### WORK INSTRUCTIONS
Report how many lines contain "在市政府廉政工作会上的讲话", with no other words.

- - - -

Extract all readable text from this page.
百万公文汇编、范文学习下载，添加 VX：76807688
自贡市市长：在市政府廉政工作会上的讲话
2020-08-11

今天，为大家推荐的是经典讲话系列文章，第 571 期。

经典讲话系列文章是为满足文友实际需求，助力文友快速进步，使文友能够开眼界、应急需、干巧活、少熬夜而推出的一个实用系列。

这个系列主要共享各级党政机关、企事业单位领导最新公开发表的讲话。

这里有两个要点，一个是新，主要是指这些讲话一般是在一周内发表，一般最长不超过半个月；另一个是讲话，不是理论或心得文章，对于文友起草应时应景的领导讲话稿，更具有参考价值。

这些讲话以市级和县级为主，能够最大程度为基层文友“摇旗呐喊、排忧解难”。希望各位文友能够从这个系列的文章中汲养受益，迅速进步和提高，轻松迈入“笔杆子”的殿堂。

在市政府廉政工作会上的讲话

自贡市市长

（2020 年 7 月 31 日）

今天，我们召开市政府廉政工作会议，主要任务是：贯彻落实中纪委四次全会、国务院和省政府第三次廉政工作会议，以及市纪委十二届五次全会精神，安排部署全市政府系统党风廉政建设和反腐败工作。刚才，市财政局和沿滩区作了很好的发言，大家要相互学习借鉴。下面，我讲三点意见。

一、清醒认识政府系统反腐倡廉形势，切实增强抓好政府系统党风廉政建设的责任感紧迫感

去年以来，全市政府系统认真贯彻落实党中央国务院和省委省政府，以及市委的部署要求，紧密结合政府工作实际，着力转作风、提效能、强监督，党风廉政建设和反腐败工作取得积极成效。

- - - -

### ANSWER TO THIS EXERCISE
2